(Dataset listings of figures)
###

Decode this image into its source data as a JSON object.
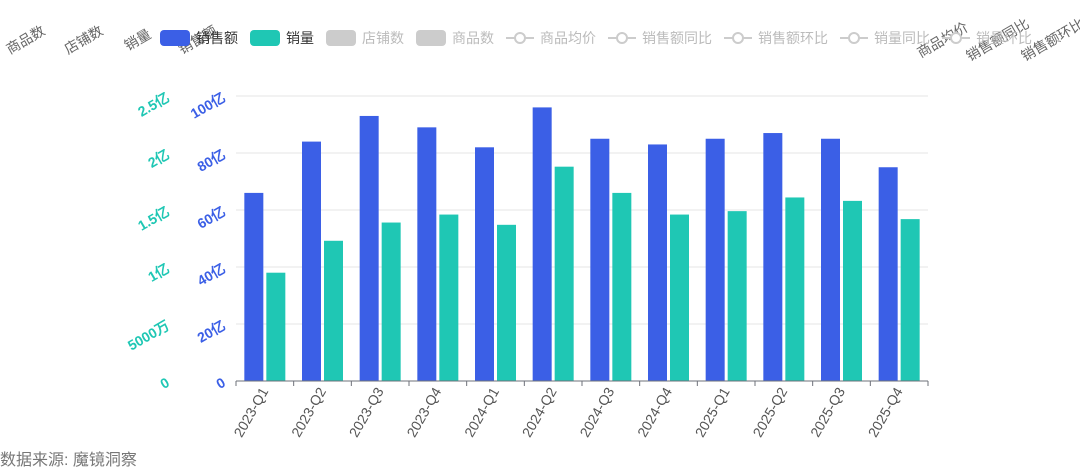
{
  "legend": [
    {
      "label": "销售额",
      "color": "#3b5fe6",
      "active": true,
      "kind": "bar"
    },
    {
      "label": "销量",
      "color": "#1fc7b4",
      "active": true,
      "kind": "bar"
    },
    {
      "label": "店铺数",
      "color": "#cccccc",
      "active": false,
      "kind": "bar"
    },
    {
      "label": "商品数",
      "color": "#cccccc",
      "active": false,
      "kind": "bar"
    },
    {
      "label": "商品均价",
      "color": "#cccccc",
      "active": false,
      "kind": "line"
    },
    {
      "label": "销售额同比",
      "color": "#cccccc",
      "active": false,
      "kind": "line"
    },
    {
      "label": "销售额环比",
      "color": "#cccccc",
      "active": false,
      "kind": "line"
    },
    {
      "label": "销量同比",
      "color": "#cccccc",
      "active": false,
      "kind": "line"
    },
    {
      "label": "销量环比",
      "color": "#cccccc",
      "active": false,
      "kind": "line"
    }
  ],
  "hidden_axis_names": [
    "商品数",
    "店铺数",
    "销量",
    "销售额",
    "商品均价",
    "销售额同比",
    "销售额环比"
  ],
  "source_text": "数据来源: 魔镜洞察",
  "chart_data": {
    "type": "bar",
    "categories": [
      "2023-Q1",
      "2023-Q2",
      "2023-Q3",
      "2023-Q4",
      "2024-Q1",
      "2024-Q2",
      "2024-Q3",
      "2024-Q4",
      "2025-Q1",
      "2025-Q2",
      "2025-Q3",
      "2025-Q4"
    ],
    "series": [
      {
        "name": "销售额",
        "axis": "left",
        "color": "#3b5fe6",
        "unit": "亿",
        "values": [
          66,
          84,
          93,
          89,
          82,
          96,
          85,
          83,
          85,
          87,
          85,
          75
        ]
      },
      {
        "name": "销量",
        "axis": "right",
        "color": "#1fc7b4",
        "unit": "亿",
        "values": [
          0.95,
          1.23,
          1.39,
          1.46,
          1.37,
          1.88,
          1.65,
          1.46,
          1.49,
          1.61,
          1.58,
          1.42
        ]
      }
    ],
    "y_left": {
      "min": 0,
      "max": 100,
      "ticks": [
        0,
        20,
        40,
        60,
        80,
        100
      ],
      "tick_labels": [
        "0",
        "20亿",
        "40亿",
        "60亿",
        "80亿",
        "100亿"
      ],
      "color": "#3b5fe6"
    },
    "y_right": {
      "min": 0,
      "max": 2.5,
      "ticks": [
        0,
        0.5,
        1,
        1.5,
        2,
        2.5
      ],
      "tick_labels": [
        "0",
        "5000万",
        "1亿",
        "1.5亿",
        "2亿",
        "2.5亿"
      ],
      "color": "#1fc7b4"
    },
    "grid": true
  }
}
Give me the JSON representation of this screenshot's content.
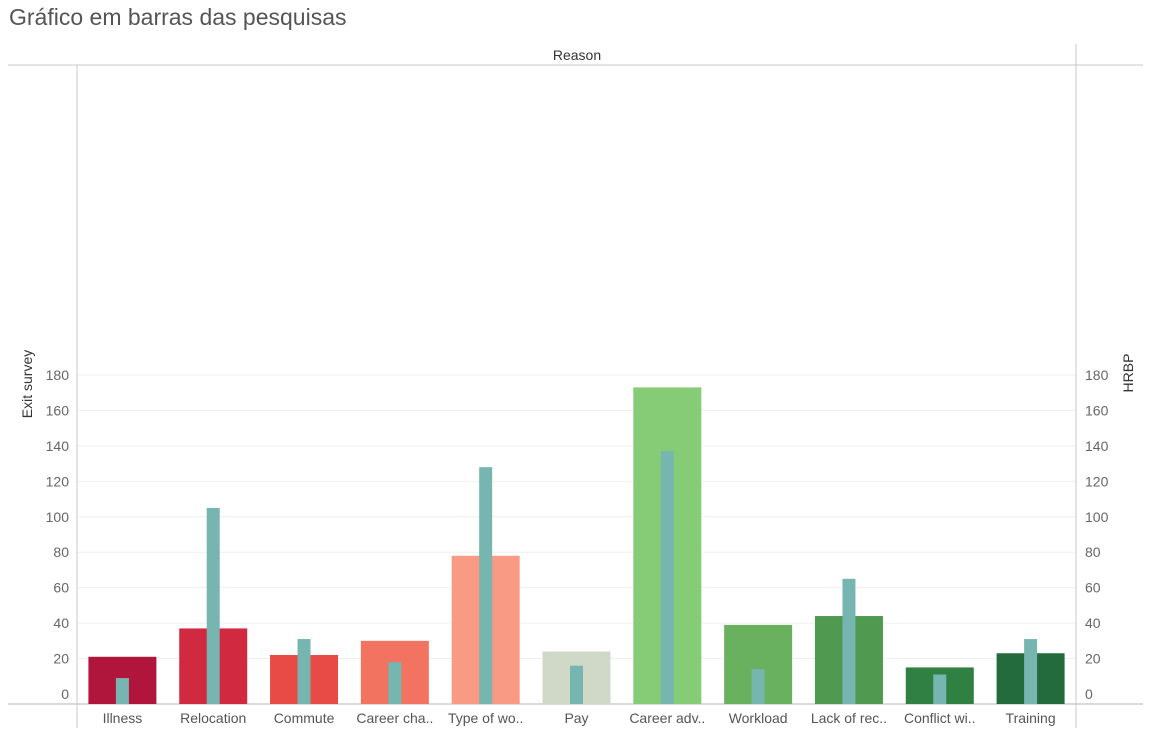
{
  "page_title": "Gráfico em barras das pesquisas",
  "chart_data": {
    "type": "bar",
    "title": "Gráfico em barras das pesquisas",
    "column_header": "Reason",
    "ylabel_left": "Exit survey",
    "ylabel_right": "HRBP",
    "ylim": [
      0,
      180
    ],
    "yticks": [
      0,
      20,
      40,
      60,
      80,
      100,
      120,
      140,
      160,
      180
    ],
    "categories": [
      "Illness",
      "Relocation",
      "Commute",
      "Career cha..",
      "Type of wo..",
      "Pay",
      "Career adv..",
      "Workload",
      "Lack of rec..",
      "Conflict wi..",
      "Training"
    ],
    "series": [
      {
        "name": "Exit survey",
        "axis": "left",
        "values": [
          21,
          37,
          22,
          30,
          78,
          24,
          173,
          39,
          44,
          15,
          23
        ]
      },
      {
        "name": "HRBP",
        "axis": "right",
        "color": "#76b5b0",
        "values": [
          9,
          105,
          31,
          18,
          128,
          16,
          137,
          14,
          65,
          11,
          31
        ]
      }
    ],
    "bar_colors": [
      "#b0163b",
      "#d12a40",
      "#e84a45",
      "#f17360",
      "#f99a84",
      "#d0d8c8",
      "#86cb76",
      "#6ab15f",
      "#4f9a50",
      "#2f8042",
      "#236a3c"
    ],
    "grid": true
  }
}
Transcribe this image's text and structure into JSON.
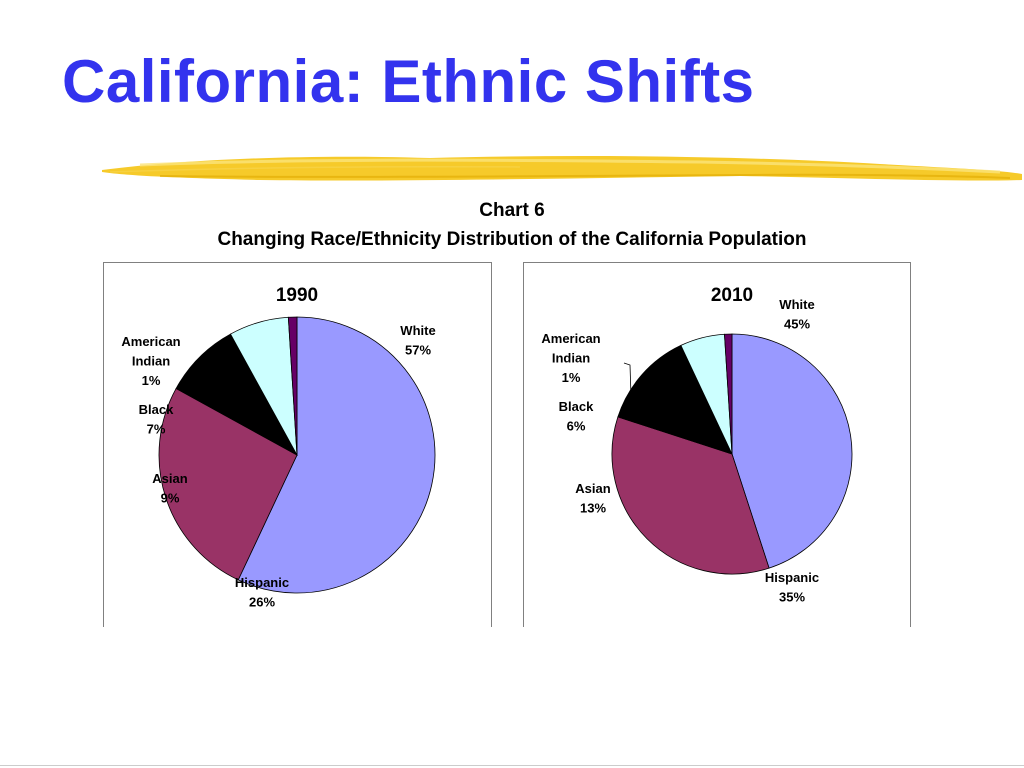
{
  "slide": {
    "title": "California: Ethnic Shifts",
    "chart_number": "Chart 6",
    "chart_caption": "Changing Race/Ethnicity Distribution of the California Population"
  },
  "colors": {
    "title": "#3333ee",
    "brush": "#f5c518",
    "White": "#9999ff",
    "Hispanic": "#993366",
    "Asian": "#000000",
    "Black": "#ccffff",
    "American Indian": "#660066"
  },
  "chart_data": [
    {
      "type": "pie",
      "title": "1990",
      "slices": [
        {
          "name": "White",
          "label": [
            "White",
            "57%"
          ],
          "value": 57
        },
        {
          "name": "Hispanic",
          "label": [
            "Hispanic",
            "26%"
          ],
          "value": 26
        },
        {
          "name": "Asian",
          "label": [
            "Asian",
            "9%"
          ],
          "value": 9
        },
        {
          "name": "Black",
          "label": [
            "Black",
            "7%"
          ],
          "value": 7
        },
        {
          "name": "American Indian",
          "label": [
            "American",
            "Indian",
            "1%"
          ],
          "value": 1
        }
      ]
    },
    {
      "type": "pie",
      "title": "2010",
      "slices": [
        {
          "name": "White",
          "label": [
            "White",
            "45%"
          ],
          "value": 45
        },
        {
          "name": "Hispanic",
          "label": [
            "Hispanic",
            "35%"
          ],
          "value": 35
        },
        {
          "name": "Asian",
          "label": [
            "Asian",
            "13%"
          ],
          "value": 13
        },
        {
          "name": "Black",
          "label": [
            "Black",
            "6%"
          ],
          "value": 6
        },
        {
          "name": "American Indian",
          "label": [
            "American",
            "Indian",
            "1%"
          ],
          "value": 1
        }
      ]
    }
  ]
}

###

▶ **Description of the task**
State how many lines of the listing include "Gráfico", and nothing more.

▶ **Expected output**
2